Source listing:
-- begin --
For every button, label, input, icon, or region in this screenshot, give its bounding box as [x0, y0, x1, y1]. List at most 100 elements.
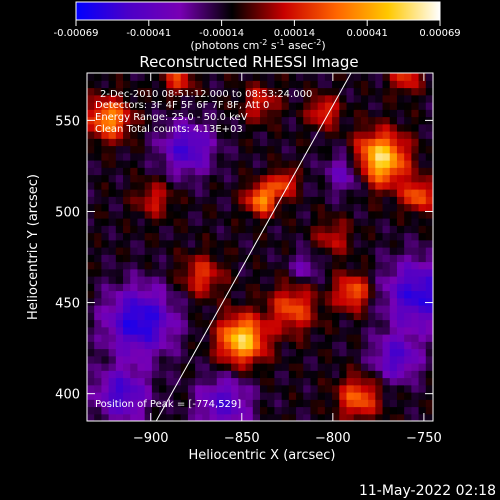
heatmap-cell — [339, 189, 348, 197]
heatmap-cell — [324, 261, 333, 270]
heatmap-cell — [303, 167, 312, 176]
heatmap-cell — [231, 196, 239, 205]
heatmap-cell — [209, 94, 218, 103]
heatmap-cell — [209, 334, 218, 342]
heatmap-cell — [303, 210, 312, 219]
heatmap-cell — [223, 341, 232, 350]
y-tick-label: 400 — [55, 388, 80, 403]
heatmap-cell — [195, 109, 203, 118]
heatmap-cell — [281, 290, 290, 299]
heatmap-cell — [187, 131, 196, 139]
heatmap-cell — [281, 109, 290, 118]
heatmap-cell — [382, 334, 391, 342]
heatmap-cell — [260, 261, 268, 270]
heatmap-cell — [252, 319, 261, 328]
heatmap-cell — [87, 73, 95, 81]
heatmap-cell — [180, 87, 189, 96]
heatmap-cell — [360, 413, 369, 421]
heatmap-cell — [123, 247, 131, 255]
heatmap-cell — [353, 283, 362, 292]
heatmap-cell — [324, 355, 333, 364]
heatmap-cell — [238, 80, 247, 89]
heatmap-cell — [209, 392, 218, 400]
heatmap-cell — [108, 384, 117, 393]
heatmap-cell — [418, 319, 427, 328]
heatmap-cell — [216, 145, 225, 154]
heatmap-cell — [411, 334, 420, 342]
heatmap-cell — [202, 261, 211, 270]
heatmap-cell — [310, 189, 319, 197]
heatmap-cell — [130, 116, 139, 125]
heatmap-cell — [187, 167, 196, 176]
heatmap-cell — [101, 247, 110, 255]
heatmap-cell — [209, 290, 218, 299]
heatmap-cell — [137, 203, 146, 212]
heatmap-cell — [303, 326, 312, 335]
heatmap-cell — [202, 254, 211, 263]
heatmap-cell — [115, 152, 124, 161]
heatmap-cell — [94, 254, 103, 263]
heatmap-cell — [267, 261, 276, 270]
heatmap-cell — [173, 276, 182, 284]
heatmap-cell — [137, 334, 146, 342]
heatmap-cell — [332, 160, 340, 168]
heatmap-cell — [404, 160, 412, 168]
heatmap-cell — [360, 181, 369, 190]
heatmap-cell — [87, 370, 95, 379]
heatmap-cell — [108, 218, 117, 226]
heatmap-cell — [339, 341, 348, 350]
heatmap-cell — [245, 334, 254, 342]
heatmap-cell — [159, 319, 167, 328]
heatmap-cell — [216, 268, 225, 277]
heatmap-cell — [281, 254, 290, 263]
heatmap-cell — [368, 261, 376, 270]
heatmap-cell — [346, 305, 355, 313]
heatmap-cell — [310, 268, 319, 277]
heatmap-cell — [223, 73, 232, 81]
heatmap-cell — [151, 87, 160, 96]
heatmap-cell — [231, 94, 239, 103]
heatmap-cell — [404, 384, 412, 393]
heatmap-cell — [209, 312, 218, 321]
heatmap-cell — [108, 152, 117, 161]
heatmap-cell — [180, 355, 189, 364]
heatmap-cell — [411, 268, 420, 277]
heatmap-cell — [108, 94, 117, 103]
heatmap-cell — [195, 145, 203, 154]
heatmap-cell — [173, 87, 182, 96]
heatmap-cell — [166, 232, 175, 241]
heatmap-cell — [411, 384, 420, 393]
heatmap-cell — [360, 239, 369, 248]
heatmap-cell — [346, 312, 355, 321]
heatmap-cell — [353, 152, 362, 161]
heatmap-cell — [87, 160, 95, 168]
heatmap-cell — [346, 80, 355, 89]
heatmap-cell — [310, 283, 319, 292]
heatmap-cell — [404, 341, 412, 350]
heatmap-cell — [101, 392, 110, 400]
heatmap-cell — [94, 73, 103, 81]
heatmap-cell — [404, 305, 412, 313]
heatmap-cell — [281, 145, 290, 154]
heatmap-cell — [260, 109, 268, 118]
heatmap-cell — [310, 319, 319, 328]
heatmap-cell — [389, 152, 398, 161]
heatmap-cell — [260, 399, 268, 408]
heatmap-cell — [108, 174, 117, 183]
heatmap-cell — [382, 138, 391, 147]
heatmap-cell — [151, 363, 160, 371]
heatmap-cell — [195, 160, 203, 168]
heatmap-cell — [209, 348, 218, 357]
heatmap-cell — [339, 370, 348, 379]
heatmap-cell — [267, 181, 276, 190]
heatmap-cell — [180, 305, 189, 313]
heatmap-cell — [245, 377, 254, 386]
heatmap-cell — [317, 319, 326, 328]
heatmap-cell — [382, 341, 391, 350]
heatmap-cell — [324, 80, 333, 89]
heatmap-cell — [123, 80, 131, 89]
heatmap-cell — [195, 413, 203, 421]
heatmap-cell — [317, 109, 326, 118]
heatmap-cell — [411, 152, 420, 161]
heatmap-cell — [425, 399, 433, 408]
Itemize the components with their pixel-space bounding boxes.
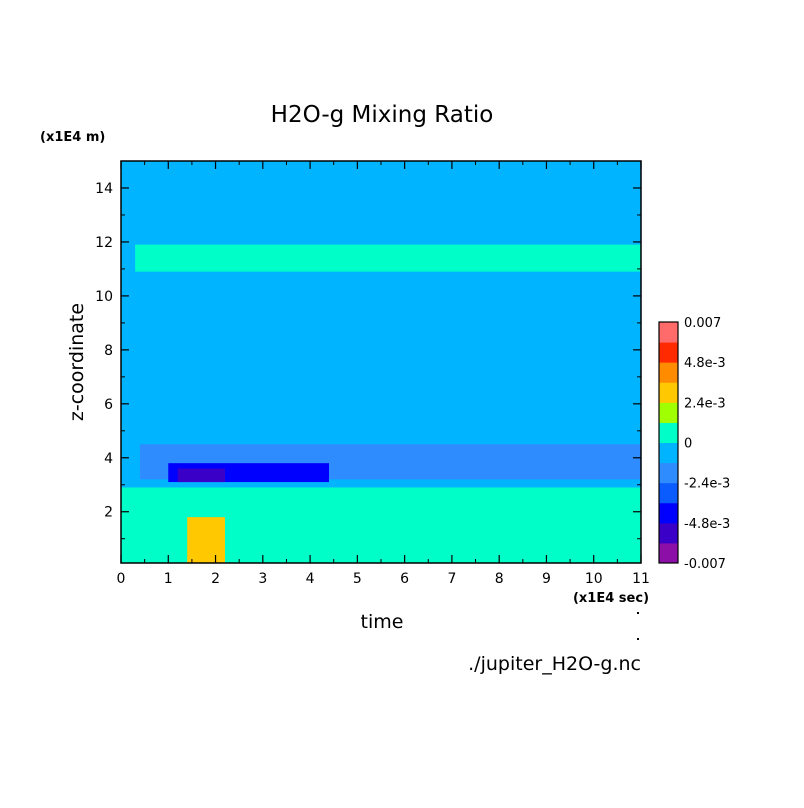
source-filename: ./jupiter_H2O-g.nc <box>468 653 641 675</box>
plot-area <box>120 160 642 564</box>
colorbar-label: -4.8e-3 <box>684 517 730 532</box>
x-tick-label: 6 <box>400 571 409 587</box>
colorbar-swatch <box>659 502 678 524</box>
x-tick-label: 0 <box>117 571 126 587</box>
colorbar-swatch <box>659 402 678 423</box>
colorbar-swatch <box>659 542 678 564</box>
colorbar-swatch <box>659 482 678 504</box>
y-axis-ticks: 2 4 6 8 10 12 14 <box>95 181 641 540</box>
colorbar-label: -0.007 <box>684 557 726 572</box>
colorbar-label: -2.4e-3 <box>684 477 730 492</box>
x-axis-label: time <box>361 611 404 633</box>
y-unit-label: (x1E4 m) <box>40 130 105 145</box>
x-tick-label: 11 <box>632 571 650 587</box>
x-tick-label: 7 <box>447 571 456 587</box>
field-region <box>187 517 225 563</box>
colorbar-swatch <box>659 362 678 383</box>
colorbar-swatch <box>659 462 678 484</box>
y-axis-label: z-coordinate <box>66 303 88 421</box>
colorbar: 0.007 4.8e-3 2.4e-3 0 -2.4e-3 -4.8e-3 -0.007 <box>658 316 730 572</box>
colorbar-label: 4.8e-3 <box>684 356 726 371</box>
y-tick-label: 2 <box>104 505 113 521</box>
colorbar-swatch <box>659 342 678 363</box>
y-tick-label: 6 <box>104 397 113 413</box>
x-tick-label: 10 <box>585 571 603 587</box>
x-tick-label: 1 <box>164 571 173 587</box>
y-tick-label: 4 <box>104 451 113 467</box>
colorbar-swatch <box>659 422 678 443</box>
colorbar-swatch <box>659 382 678 403</box>
colorbar-label: 2.4e-3 <box>684 396 726 411</box>
colorbar-swatch <box>659 442 678 464</box>
y-tick-label: 14 <box>95 181 113 197</box>
x-unit-label: (x1E4 sec) <box>573 591 649 606</box>
chart-title: H2O-g Mixing Ratio <box>271 102 494 128</box>
stray-marks <box>637 612 639 640</box>
x-tick-label: 3 <box>258 571 267 587</box>
colorbar-label: 0 <box>684 437 692 452</box>
y-tick-label: 8 <box>104 343 113 359</box>
colorbar-label: 0.007 <box>684 316 721 331</box>
x-axis-ticks: 0 1 2 3 4 5 6 7 8 9 10 11 <box>117 161 650 587</box>
x-tick-label: 2 <box>211 571 220 587</box>
field-region <box>135 244 641 272</box>
colorbar-frame <box>658 321 679 564</box>
field-region <box>177 468 225 483</box>
y-tick-label: 10 <box>95 289 113 305</box>
x-tick-label: 5 <box>353 571 362 587</box>
y-tick-label: 12 <box>95 235 113 251</box>
colorbar-swatch <box>659 322 678 343</box>
x-tick-label: 8 <box>495 571 504 587</box>
x-tick-label: 9 <box>542 571 551 587</box>
colorbar-swatch <box>659 522 678 544</box>
x-tick-label: 4 <box>306 571 315 587</box>
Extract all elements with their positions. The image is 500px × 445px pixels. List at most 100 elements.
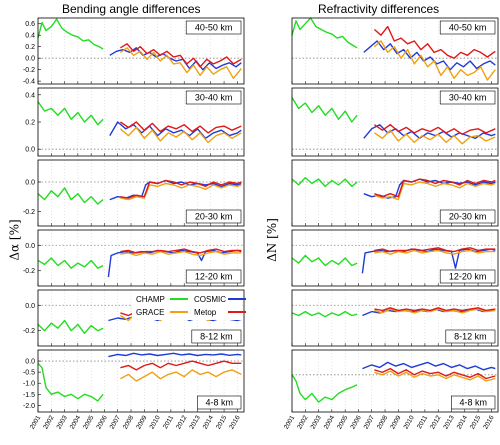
x-tick-label: 2006 [95,414,108,430]
panel-refractivity-8-12km: 8-12 km [291,289,499,347]
series-line-metop [374,123,496,135]
altitude-label: 40-50 km [195,23,233,33]
x-tick-label: 2008 [122,414,135,430]
x-tick-label: 2002 [296,414,309,430]
series-line-grace [120,182,242,201]
series-line-metop [120,121,242,134]
x-tick-label: 2003 [310,414,323,430]
y-tick-label: -0.5 [23,370,35,377]
panel-frame [37,289,245,347]
y-tick-label: 0.2 [25,44,35,51]
panel-bending-12-20km: -0.2 0.0 12-20 km [23,229,245,287]
series-line-metop [374,178,496,198]
x-tick-label: 2012 [175,414,188,430]
series-line-metop [374,307,496,312]
altitude-label: 40-50 km [449,23,487,33]
x-tick-label: 2007 [109,414,122,430]
series-line-champ [291,254,358,267]
series-line-metop [120,179,242,199]
x-tick-label: 2008 [376,414,389,430]
series-line-champ [37,187,104,205]
altitude-label-box [439,269,496,284]
x-tick-label: 2007 [363,414,376,430]
altitude-label-box [185,90,242,105]
series-line-champ [291,17,358,49]
x-tick-label: 2002 [42,414,55,430]
altitude-label: 4-8 km [205,398,233,408]
x-tick-label: 2010 [149,414,162,430]
panel-frame [291,87,499,157]
x-tick-label: 2014 [202,414,215,430]
y-tick-label: -1.5 [23,392,35,399]
series-line-grace [119,47,242,80]
x-tick-label: 2015 [469,414,482,430]
y-tick-label: 0.0 [25,359,35,366]
altitude-label-box [191,329,242,344]
panel-refractivity-40-50km: 40-50 km [291,17,499,85]
series-line-champ [37,319,104,334]
altitude-label-box [439,90,496,105]
y-tick-label: -0.2 [23,328,35,335]
altitude-label: 30-40 km [195,93,233,103]
altitude-label-box [185,20,242,35]
series-line-metop [374,367,496,380]
y-tick-label: 0.4 [25,33,35,40]
series-line-metop [120,43,242,68]
altitude-label-box [451,395,496,410]
x-tick-label: 2005 [336,414,349,430]
altitude-label: 20-30 km [449,212,487,222]
series-line-champ [37,101,104,126]
y-tick-label: 0.6 [25,21,35,28]
x-tick-label: 2011 [162,414,175,430]
series-line-grace [374,370,496,382]
altitude-label: 12-20 km [449,272,487,282]
y-tick-label: -0.2 [23,209,35,216]
legend-label-champ: CHAMP [136,295,165,304]
series-line-champ [291,310,358,318]
series-line-champ [291,97,358,123]
x-tick-label: 2004 [69,414,82,430]
x-tick-label: 2013 [188,414,201,430]
x-tick-label: 2003 [56,414,69,430]
altitude-label-box [439,20,496,35]
y-tick-label: 0.0 [25,303,35,310]
x-tick-label: 2010 [403,414,416,430]
y-tick-label: -0.2 [23,268,35,275]
y-tick-label: -0.2 [23,67,35,74]
panel-bending-20-30km: -0.2 0.0 20-30 km [23,159,245,227]
y-tick-label: 0.0 [25,56,35,63]
series-line-grace [374,129,496,145]
x-tick-label: 2005 [82,414,95,430]
panel-bending-30-40km: 0.0 0.2 0.4 30-40 km [25,87,245,157]
series-line-cosmic [362,361,496,371]
series-line-champ [37,362,104,402]
left-column-title: Bending angle differences [62,2,201,16]
y-tick-label: 0.4 [25,92,35,99]
altitude-label: 30-40 km [449,93,487,103]
series-line-cosmic [109,121,242,140]
altitude-label-box [197,395,242,410]
panel-frame [291,349,499,413]
panel-frame [37,349,245,413]
x-tick-label: 2001 [283,414,296,430]
legend-label-grace: GRACE [136,308,164,317]
panel-frame [37,229,245,287]
panel-bending-40-50km: -0.4 -0.2 0.0 0.2 0.4 0.6 40-50 km [23,17,245,86]
x-tick-label: 2016 [482,414,495,430]
y-tick-label: 0.0 [25,147,35,154]
series-line-cosmic [108,352,242,358]
y-tick-label: 0.2 [25,120,35,127]
y-tick-label: 0.0 [25,180,35,187]
altitude-label-box [185,269,242,284]
legend-label-metop: Metop [194,308,217,317]
series-line-cosmic [363,123,496,140]
panel-frame [37,17,245,85]
altitude-label: 4-8 km [459,398,487,408]
x-tick-label: 2009 [389,414,402,430]
series-line-cosmic [363,178,496,199]
altitude-label: 8-12 km [200,332,233,342]
series-line-grace [119,126,242,144]
panel-frame [291,229,499,287]
panel-refractivity-12-20km: 12-20 km [291,229,499,287]
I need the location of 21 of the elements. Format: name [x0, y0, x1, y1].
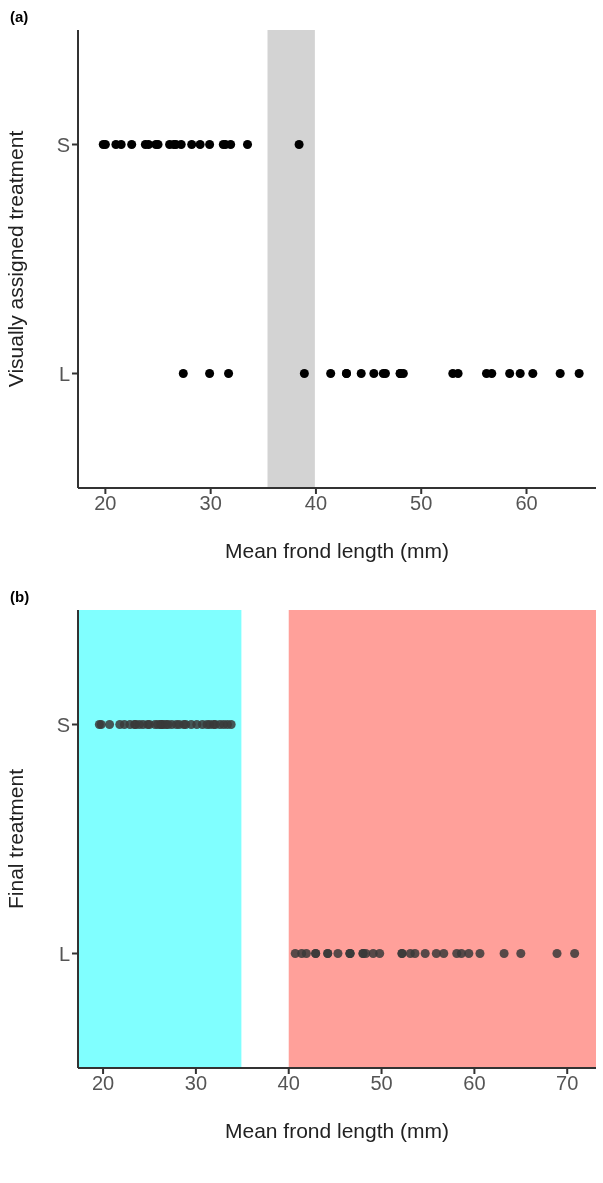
-- end --
* _GIVEN TASK_
Please copy out the lines of the listing above, from the line with "source-filename: ./jupiter_H2O-g.nc <box>468" up to and including the line with "colorbar-label: -2.4e-3 <box>684", with no changes.

* _COMPLETE OUTPUT_
source-filename: ./jupiter_H2O-g.nc <box>468 653 641 675</box>
plot-area <box>120 160 642 564</box>
colorbar-label: -4.8e-3 <box>684 517 730 532</box>
x-tick-label: 6 <box>400 571 409 587</box>
colorbar-swatch <box>659 502 678 524</box>
x-tick-label: 0 <box>117 571 126 587</box>
colorbar-swatch <box>659 402 678 423</box>
colorbar-swatch <box>659 542 678 564</box>
colorbar-swatch <box>659 482 678 504</box>
y-axis-ticks: 2 4 6 8 10 12 14 <box>95 181 641 540</box>
colorbar-label: -0.007 <box>684 557 726 572</box>
colorbar-label: -2.4e-3 <box>684 477 730 492</box>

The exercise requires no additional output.